▶ **YOUR OBJECTIVE**: Set down the records once more, please, exactly and with the pictures left out.

▶ **DATASET CONTENT**:

────────

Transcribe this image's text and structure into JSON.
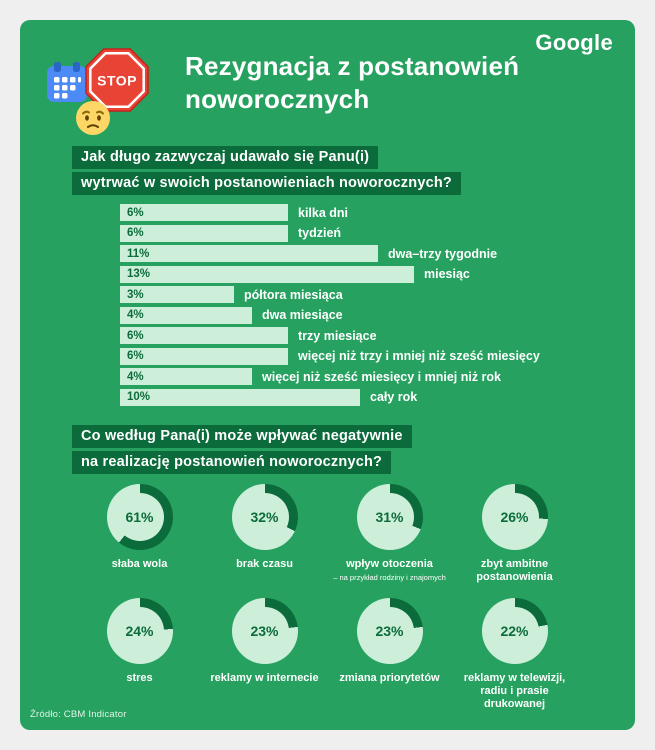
{
  "page": {
    "brand": "Google",
    "title_line1": "Rezygnacja z postanowień",
    "title_line2": "noworocznych",
    "source": "Źródło: CBM Indicator"
  },
  "icons": {
    "calendar": "calendar-icon",
    "stop_text": "STOP",
    "worried_face": "worried-face-icon"
  },
  "colors": {
    "background": "#EFEFEF",
    "card_green": "#26A15F",
    "dark_green": "#0B6B3B",
    "mint": "#CDEFD9",
    "calendar_blue": "#4C8BF5",
    "calendar_blue_dark": "#2A66C8",
    "stop_red": "#E94335",
    "stop_red_dark": "#C5221F",
    "emoji_yellow": "#FDD666",
    "emoji_feature": "#5C4302"
  },
  "chart_data": [
    {
      "type": "bar",
      "question_line1": "Jak długo zazwyczaj udawało się Panu(i)",
      "question_line2": "wytrwać w swoich postanowieniach noworocznych?",
      "categories": [
        "kilka dni",
        "tydzień",
        "dwa–trzy tygodnie",
        "miesiąc",
        "półtora miesiąca",
        "dwa miesiące",
        "trzy miesiące",
        "więcej niż trzy i mniej niż sześć miesięcy",
        "więcej niż sześć miesięcy i mniej niż rok",
        "cały rok"
      ],
      "values": [
        6,
        6,
        11,
        13,
        3,
        4,
        6,
        6,
        4,
        10
      ],
      "unit": "%",
      "bar_color": "#CDEFD9",
      "value_label_color": "#0B6B3B"
    },
    {
      "type": "pie",
      "question_line1": "Co według Pana(i) może wpływać negatywnie",
      "question_line2": "na realizację postanowień noworocznych?",
      "items": [
        {
          "value": 61,
          "label": "słaba wola"
        },
        {
          "value": 32,
          "label": "brak czasu"
        },
        {
          "value": 31,
          "label": "wpływ otoczenia",
          "sublabel": "– na przykład rodziny i znajomych"
        },
        {
          "value": 26,
          "label": "zbyt ambitne postanowienia"
        },
        {
          "value": 24,
          "label": "stres"
        },
        {
          "value": 23,
          "label": "reklamy w internecie"
        },
        {
          "value": 23,
          "label": "zmiana priorytetów"
        },
        {
          "value": 22,
          "label": "reklamy w telewizji, radiu i prasie drukowanej"
        }
      ],
      "unit": "%",
      "arc_color": "#0B6B3B",
      "ring_color": "#CDEFD9"
    }
  ]
}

────────

▶ **EXERCISE RESPONSE**:
Transcribe this image's text and structure into JSON.
{
  "page": {
    "brand": "Google",
    "title_line1": "Rezygnacja z postanowień",
    "title_line2": "noworocznych",
    "source": "Źródło: CBM Indicator"
  },
  "icons": {
    "calendar": "calendar-icon",
    "stop_text": "STOP",
    "worried_face": "worried-face-icon"
  },
  "colors": {
    "background": "#EFEFEF",
    "card_green": "#26A15F",
    "dark_green": "#0B6B3B",
    "mint": "#CDEFD9",
    "calendar_blue": "#4C8BF5",
    "calendar_blue_dark": "#2A66C8",
    "stop_red": "#E94335",
    "stop_red_dark": "#C5221F",
    "emoji_yellow": "#FDD666",
    "emoji_feature": "#5C4302"
  },
  "chart_data": [
    {
      "type": "bar",
      "question_line1": "Jak długo zazwyczaj udawało się Panu(i)",
      "question_line2": "wytrwać w swoich postanowieniach noworocznych?",
      "categories": [
        "kilka dni",
        "tydzień",
        "dwa–trzy tygodnie",
        "miesiąc",
        "półtora miesiąca",
        "dwa miesiące",
        "trzy miesiące",
        "więcej niż trzy i mniej niż sześć miesięcy",
        "więcej niż sześć miesięcy i mniej niż rok",
        "cały rok"
      ],
      "values": [
        6,
        6,
        11,
        13,
        3,
        4,
        6,
        6,
        4,
        10
      ],
      "unit": "%",
      "bar_color": "#CDEFD9",
      "value_label_color": "#0B6B3B"
    },
    {
      "type": "pie",
      "question_line1": "Co według Pana(i) może wpływać negatywnie",
      "question_line2": "na realizację postanowień noworocznych?",
      "items": [
        {
          "value": 61,
          "label": "słaba wola"
        },
        {
          "value": 32,
          "label": "brak czasu"
        },
        {
          "value": 31,
          "label": "wpływ otoczenia",
          "sublabel": "– na przykład rodziny i znajomych"
        },
        {
          "value": 26,
          "label": "zbyt ambitne postanowienia"
        },
        {
          "value": 24,
          "label": "stres"
        },
        {
          "value": 23,
          "label": "reklamy w internecie"
        },
        {
          "value": 23,
          "label": "zmiana priorytetów"
        },
        {
          "value": 22,
          "label": "reklamy w telewizji, radiu i prasie drukowanej"
        }
      ],
      "unit": "%",
      "arc_color": "#0B6B3B",
      "ring_color": "#CDEFD9"
    }
  ]
}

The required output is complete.